**WHAT YOU ARE ASKED TO DO**: Restate the complete material exactly.

-- MATERIALS PROVIDED start --

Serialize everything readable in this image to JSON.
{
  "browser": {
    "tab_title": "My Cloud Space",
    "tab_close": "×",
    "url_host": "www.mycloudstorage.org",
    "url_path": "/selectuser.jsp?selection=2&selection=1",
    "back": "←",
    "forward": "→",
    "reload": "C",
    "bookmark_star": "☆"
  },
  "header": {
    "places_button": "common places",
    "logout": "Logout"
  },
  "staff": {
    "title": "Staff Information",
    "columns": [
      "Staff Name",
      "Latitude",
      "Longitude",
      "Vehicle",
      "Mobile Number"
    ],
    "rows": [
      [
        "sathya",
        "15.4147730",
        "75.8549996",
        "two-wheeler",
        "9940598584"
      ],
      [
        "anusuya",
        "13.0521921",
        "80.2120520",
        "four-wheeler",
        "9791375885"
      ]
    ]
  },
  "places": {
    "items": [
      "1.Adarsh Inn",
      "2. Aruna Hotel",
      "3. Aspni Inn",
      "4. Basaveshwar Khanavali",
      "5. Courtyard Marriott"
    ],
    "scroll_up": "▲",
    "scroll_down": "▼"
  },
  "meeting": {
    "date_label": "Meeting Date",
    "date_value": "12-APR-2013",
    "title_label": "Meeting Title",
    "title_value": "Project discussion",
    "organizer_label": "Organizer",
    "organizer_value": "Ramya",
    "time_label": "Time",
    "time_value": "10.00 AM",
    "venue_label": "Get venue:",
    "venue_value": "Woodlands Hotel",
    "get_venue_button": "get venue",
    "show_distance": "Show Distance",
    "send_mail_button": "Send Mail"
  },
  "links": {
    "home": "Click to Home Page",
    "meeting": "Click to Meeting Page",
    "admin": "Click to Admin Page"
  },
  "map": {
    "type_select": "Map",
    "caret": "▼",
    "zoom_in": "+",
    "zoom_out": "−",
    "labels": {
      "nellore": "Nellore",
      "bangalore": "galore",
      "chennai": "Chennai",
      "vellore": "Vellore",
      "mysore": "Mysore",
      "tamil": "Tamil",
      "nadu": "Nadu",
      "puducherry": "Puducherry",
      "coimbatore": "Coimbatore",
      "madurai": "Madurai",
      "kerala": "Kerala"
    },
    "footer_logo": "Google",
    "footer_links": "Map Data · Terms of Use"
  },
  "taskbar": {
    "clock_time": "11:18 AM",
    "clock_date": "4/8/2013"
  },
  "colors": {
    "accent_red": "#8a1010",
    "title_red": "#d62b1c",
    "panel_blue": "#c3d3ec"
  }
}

-- MATERIALS PROVIDED end --

**TASK RESULT**:
Serialize everything readable in this image to JSON.
{
  "browser": {
    "tab_title": "My Cloud Space",
    "tab_close": "×",
    "url_host": "www.mycloudstorage.org",
    "url_path": "/selectuser.jsp?selection=2&selection=1",
    "back": "←",
    "forward": "→",
    "reload": "C",
    "bookmark_star": "☆"
  },
  "header": {
    "places_button": "common places",
    "logout": "Logout"
  },
  "staff": {
    "title": "Staff Information",
    "columns": [
      "Staff Name",
      "Latitude",
      "Longitude",
      "Vehicle",
      "Mobile Number"
    ],
    "rows": [
      [
        "sathya",
        "15.4147730",
        "75.8549996",
        "two-wheeler",
        "9940598584"
      ],
      [
        "anusuya",
        "13.0521921",
        "80.2120520",
        "four-wheeler",
        "9791375885"
      ]
    ]
  },
  "places": {
    "items": [
      "1.Adarsh Inn",
      "2. Aruna Hotel",
      "3. Aspni Inn",
      "4. Basaveshwar Khanavali",
      "5. Courtyard Marriott"
    ],
    "scroll_up": "▲",
    "scroll_down": "▼"
  },
  "meeting": {
    "date_label": "Meeting Date",
    "date_value": "12-APR-2013",
    "title_label": "Meeting Title",
    "title_value": "Project discussion",
    "organizer_label": "Organizer",
    "organizer_value": "Ramya",
    "time_label": "Time",
    "time_value": "10.00 AM",
    "venue_label": "Get venue:",
    "venue_value": "Woodlands Hotel",
    "get_venue_button": "get venue",
    "show_distance": "Show Distance",
    "send_mail_button": "Send Mail"
  },
  "links": {
    "home": "Click to Home Page",
    "meeting": "Click to Meeting Page",
    "admin": "Click to Admin Page"
  },
  "map": {
    "type_select": "Map",
    "caret": "▼",
    "zoom_in": "+",
    "zoom_out": "−",
    "labels": {
      "nellore": "Nellore",
      "bangalore": "galore",
      "chennai": "Chennai",
      "vellore": "Vellore",
      "mysore": "Mysore",
      "tamil": "Tamil",
      "nadu": "Nadu",
      "puducherry": "Puducherry",
      "coimbatore": "Coimbatore",
      "madurai": "Madurai",
      "kerala": "Kerala"
    },
    "footer_logo": "Google",
    "footer_links": "Map Data · Terms of Use"
  },
  "taskbar": {
    "clock_time": "11:18 AM",
    "clock_date": "4/8/2013"
  },
  "colors": {
    "accent_red": "#8a1010",
    "title_red": "#d62b1c",
    "panel_blue": "#c3d3ec"
  }
}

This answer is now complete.